Work required:
Please transcribe the data that follows without the pictures, keeping every word the same.

##### Dataset content #####

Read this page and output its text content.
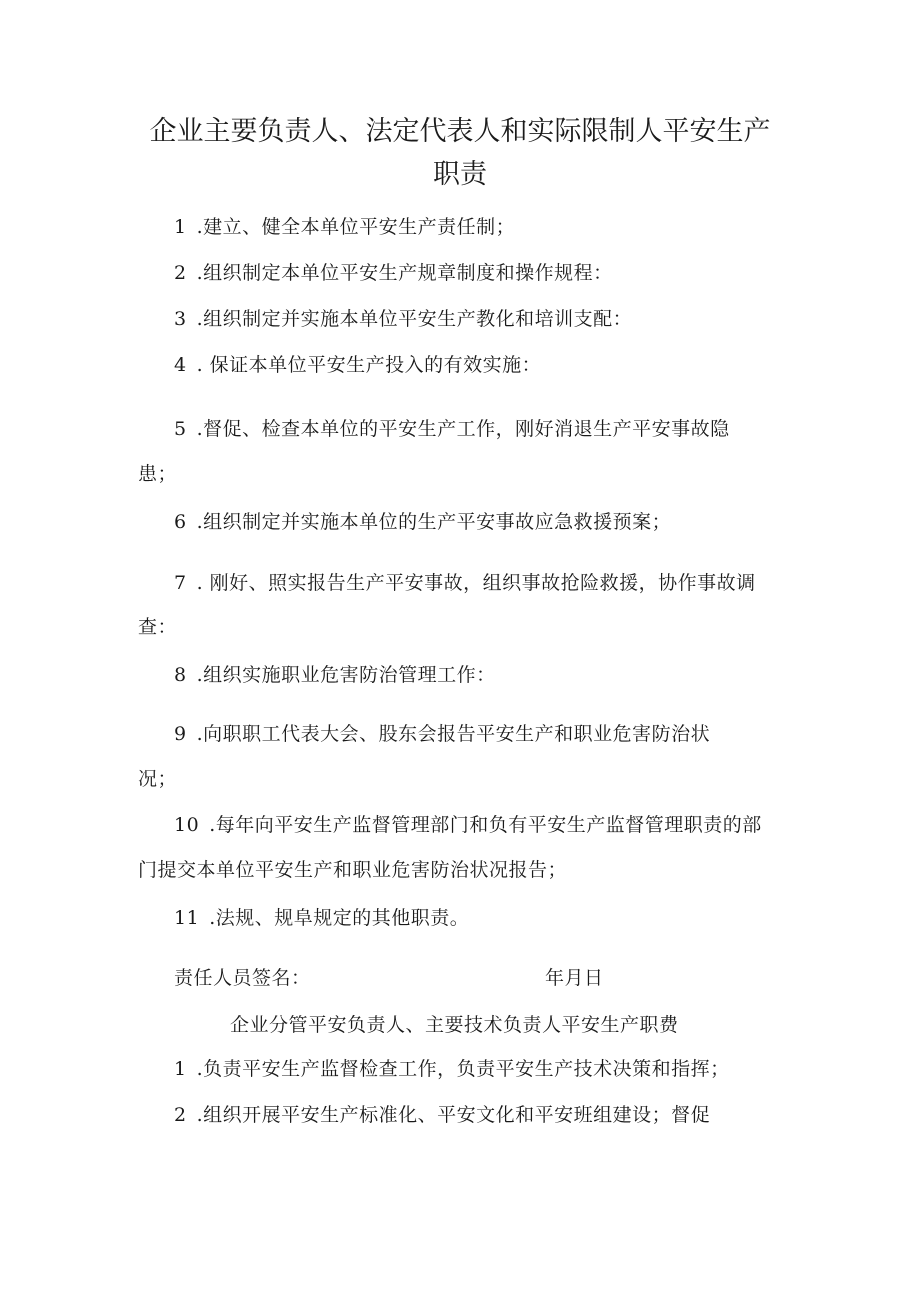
企业主要负责人、法定代表人和实际限制人平安生产
职责
1 .建立、健全本单位平安生产责任制；
2 .组织制定本单位平安生产规章制度和操作规程：
3 .组织制定并实施本单位平安生产教化和培训支配：
4 . 保证本单位平安生产投入的有效实施：
5 .督促、检查本单位的平安生产工作，刚好消退生产平安事故隐
患；
6 .组织制定并实施本单位的生产平安事故应急救援预案；
7 . 刚好、照实报告生产平安事故，组织事故抢险救援，协作事故调
查：
8 .组织实施职业危害防治管理工作：
9 .向职职工代表大会、股东会报告平安生产和职业危害防治状
况；
10 .每年向平安生产监督管理部门和负有平安生产监督管理职责的部
门提交本单位平安生产和职业危害防治状况报告；
11 .法规、规阜规定的其他职责。
责任人员签名：	年月日
企业分管平安负责人、主要技术负责人平安生产职费
1 .负责平安生产监督检查工作，负责平安生产技术决策和指挥；
2 .组织开展平安生产标准化、平安文化和平安班组建设；督促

#####

Solution for this problem:
Read this page and output its text content.
企业主要负责人、法定代表人和实际限制人平安生产
职责
1 .建立、健全本单位平安生产责任制；
2 .组织制定本单位平安生产规章制度和操作规程：
3 .组织制定并实施本单位平安生产教化和培训支配：
4 . 保证本单位平安生产投入的有效实施：
5 .督促、检查本单位的平安生产工作，刚好消退生产平安事故隐
患；
6 .组织制定并实施本单位的生产平安事故应急救援预案；
7 . 刚好、照实报告生产平安事故，组织事故抢险救援，协作事故调
查：
8 .组织实施职业危害防治管理工作：
9 .向职职工代表大会、股东会报告平安生产和职业危害防治状
况；
10 .每年向平安生产监督管理部门和负有平安生产监督管理职责的部
门提交本单位平安生产和职业危害防治状况报告；
11 .法规、规阜规定的其他职责。
责任人员签名：	年月日
企业分管平安负责人、主要技术负责人平安生产职费
1 .负责平安生产监督检查工作，负责平安生产技术决策和指挥；
2 .组织开展平安生产标准化、平安文化和平安班组建设；督促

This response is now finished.